What to do:
Each line in the entries below that holds the string "Dündar" is to be listed.

Data records:
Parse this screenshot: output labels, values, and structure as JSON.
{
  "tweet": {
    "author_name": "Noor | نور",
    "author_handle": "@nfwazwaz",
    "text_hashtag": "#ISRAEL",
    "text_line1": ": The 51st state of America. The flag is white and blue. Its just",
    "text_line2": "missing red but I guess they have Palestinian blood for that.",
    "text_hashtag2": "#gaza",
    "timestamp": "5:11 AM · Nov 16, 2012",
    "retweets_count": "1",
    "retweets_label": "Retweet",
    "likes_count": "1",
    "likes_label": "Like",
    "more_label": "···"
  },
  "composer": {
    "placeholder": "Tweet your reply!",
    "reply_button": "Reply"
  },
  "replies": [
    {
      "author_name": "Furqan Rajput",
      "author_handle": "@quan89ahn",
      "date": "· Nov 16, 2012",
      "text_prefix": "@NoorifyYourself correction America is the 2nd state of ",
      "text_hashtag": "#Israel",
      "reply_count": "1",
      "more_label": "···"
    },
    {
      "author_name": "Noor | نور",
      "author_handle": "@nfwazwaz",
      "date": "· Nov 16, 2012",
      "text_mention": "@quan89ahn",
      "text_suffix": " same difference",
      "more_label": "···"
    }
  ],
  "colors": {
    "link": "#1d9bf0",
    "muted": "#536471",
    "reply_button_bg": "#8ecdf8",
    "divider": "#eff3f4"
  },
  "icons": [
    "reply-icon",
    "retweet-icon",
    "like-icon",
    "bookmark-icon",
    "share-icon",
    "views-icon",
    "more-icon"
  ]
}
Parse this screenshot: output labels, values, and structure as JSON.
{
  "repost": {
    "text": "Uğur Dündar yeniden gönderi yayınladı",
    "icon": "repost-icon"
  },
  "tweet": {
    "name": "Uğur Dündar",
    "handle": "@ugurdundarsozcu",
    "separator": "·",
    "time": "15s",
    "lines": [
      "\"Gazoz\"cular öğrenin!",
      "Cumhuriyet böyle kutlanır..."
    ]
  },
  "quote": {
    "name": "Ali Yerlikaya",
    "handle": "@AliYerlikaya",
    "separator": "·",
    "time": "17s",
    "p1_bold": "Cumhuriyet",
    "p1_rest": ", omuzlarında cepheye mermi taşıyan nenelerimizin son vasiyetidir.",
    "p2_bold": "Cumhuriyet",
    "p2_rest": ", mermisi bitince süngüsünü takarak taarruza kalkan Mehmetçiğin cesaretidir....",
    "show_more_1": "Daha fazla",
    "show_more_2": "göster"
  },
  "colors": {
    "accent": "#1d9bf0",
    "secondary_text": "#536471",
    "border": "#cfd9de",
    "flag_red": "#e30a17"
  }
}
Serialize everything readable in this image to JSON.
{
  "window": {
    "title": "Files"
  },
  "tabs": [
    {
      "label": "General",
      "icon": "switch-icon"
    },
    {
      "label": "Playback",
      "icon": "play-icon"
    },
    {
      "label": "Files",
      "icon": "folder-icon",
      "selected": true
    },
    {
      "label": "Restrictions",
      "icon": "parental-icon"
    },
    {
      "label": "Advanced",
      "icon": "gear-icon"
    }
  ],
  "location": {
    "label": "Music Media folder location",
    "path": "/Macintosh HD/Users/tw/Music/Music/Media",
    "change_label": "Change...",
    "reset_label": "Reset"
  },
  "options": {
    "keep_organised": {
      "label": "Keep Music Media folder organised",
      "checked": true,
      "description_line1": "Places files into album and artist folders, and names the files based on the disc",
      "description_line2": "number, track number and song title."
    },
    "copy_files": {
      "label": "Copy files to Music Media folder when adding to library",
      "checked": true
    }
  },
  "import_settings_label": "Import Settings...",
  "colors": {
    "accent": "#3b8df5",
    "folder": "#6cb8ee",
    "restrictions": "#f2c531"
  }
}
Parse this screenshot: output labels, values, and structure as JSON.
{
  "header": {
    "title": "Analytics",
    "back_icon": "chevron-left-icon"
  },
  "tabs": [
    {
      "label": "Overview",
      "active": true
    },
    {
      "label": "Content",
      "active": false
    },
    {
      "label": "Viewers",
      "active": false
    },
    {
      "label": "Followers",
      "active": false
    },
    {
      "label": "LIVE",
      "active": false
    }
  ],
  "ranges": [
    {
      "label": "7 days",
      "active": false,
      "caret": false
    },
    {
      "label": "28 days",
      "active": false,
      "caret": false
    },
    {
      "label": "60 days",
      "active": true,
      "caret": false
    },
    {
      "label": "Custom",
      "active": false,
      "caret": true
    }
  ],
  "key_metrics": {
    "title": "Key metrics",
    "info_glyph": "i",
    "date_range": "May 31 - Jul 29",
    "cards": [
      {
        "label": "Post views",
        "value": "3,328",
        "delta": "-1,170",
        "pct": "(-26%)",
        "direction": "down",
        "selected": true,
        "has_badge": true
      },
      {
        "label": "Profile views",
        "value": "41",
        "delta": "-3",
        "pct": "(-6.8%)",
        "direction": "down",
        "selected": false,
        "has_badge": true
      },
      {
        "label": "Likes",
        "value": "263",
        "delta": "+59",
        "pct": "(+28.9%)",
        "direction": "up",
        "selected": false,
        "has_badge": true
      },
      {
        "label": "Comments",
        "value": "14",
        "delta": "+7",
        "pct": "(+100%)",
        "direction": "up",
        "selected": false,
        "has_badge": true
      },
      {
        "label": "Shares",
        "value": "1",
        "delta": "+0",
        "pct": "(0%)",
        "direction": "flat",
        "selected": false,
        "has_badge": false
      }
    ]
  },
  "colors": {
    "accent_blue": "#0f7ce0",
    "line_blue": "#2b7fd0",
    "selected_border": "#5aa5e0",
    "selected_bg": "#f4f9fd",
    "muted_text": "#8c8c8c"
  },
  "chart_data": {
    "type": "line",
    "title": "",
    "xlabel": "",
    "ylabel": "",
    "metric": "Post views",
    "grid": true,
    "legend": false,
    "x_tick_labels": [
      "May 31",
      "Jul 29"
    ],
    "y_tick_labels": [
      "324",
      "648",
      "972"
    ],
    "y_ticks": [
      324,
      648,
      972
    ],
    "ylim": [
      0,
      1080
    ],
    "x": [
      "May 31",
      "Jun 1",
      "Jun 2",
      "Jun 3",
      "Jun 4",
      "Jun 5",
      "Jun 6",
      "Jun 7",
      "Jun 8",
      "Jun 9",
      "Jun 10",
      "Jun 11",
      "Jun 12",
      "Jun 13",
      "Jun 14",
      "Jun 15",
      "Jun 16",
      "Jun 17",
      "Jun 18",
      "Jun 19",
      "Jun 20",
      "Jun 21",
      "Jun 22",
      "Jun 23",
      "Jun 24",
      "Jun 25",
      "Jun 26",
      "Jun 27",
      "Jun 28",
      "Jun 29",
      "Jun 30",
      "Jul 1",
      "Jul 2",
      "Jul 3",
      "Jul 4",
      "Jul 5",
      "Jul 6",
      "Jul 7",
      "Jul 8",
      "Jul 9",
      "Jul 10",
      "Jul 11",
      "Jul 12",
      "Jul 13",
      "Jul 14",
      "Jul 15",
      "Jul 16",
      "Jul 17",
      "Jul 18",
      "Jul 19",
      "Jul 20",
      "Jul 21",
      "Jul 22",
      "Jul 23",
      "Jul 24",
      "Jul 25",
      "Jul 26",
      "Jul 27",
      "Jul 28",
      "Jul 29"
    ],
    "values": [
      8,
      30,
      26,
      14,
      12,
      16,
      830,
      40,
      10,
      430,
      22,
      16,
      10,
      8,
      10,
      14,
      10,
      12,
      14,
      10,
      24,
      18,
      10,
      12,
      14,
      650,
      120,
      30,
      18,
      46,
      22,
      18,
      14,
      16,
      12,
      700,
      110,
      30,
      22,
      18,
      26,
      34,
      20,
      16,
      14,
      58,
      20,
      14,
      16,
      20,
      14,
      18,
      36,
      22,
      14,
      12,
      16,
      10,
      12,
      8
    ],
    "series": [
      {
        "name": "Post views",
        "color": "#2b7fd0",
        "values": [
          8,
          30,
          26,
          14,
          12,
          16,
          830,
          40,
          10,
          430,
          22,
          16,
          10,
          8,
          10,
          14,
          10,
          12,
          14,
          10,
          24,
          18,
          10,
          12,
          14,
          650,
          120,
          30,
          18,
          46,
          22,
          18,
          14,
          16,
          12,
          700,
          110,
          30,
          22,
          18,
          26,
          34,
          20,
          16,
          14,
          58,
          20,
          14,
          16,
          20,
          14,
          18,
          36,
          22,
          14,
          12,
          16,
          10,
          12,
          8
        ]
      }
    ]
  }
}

Solution to this exercise:
    "text": "Uğur Dündar yeniden gönderi yayınladı",
    "name": "Uğur Dündar",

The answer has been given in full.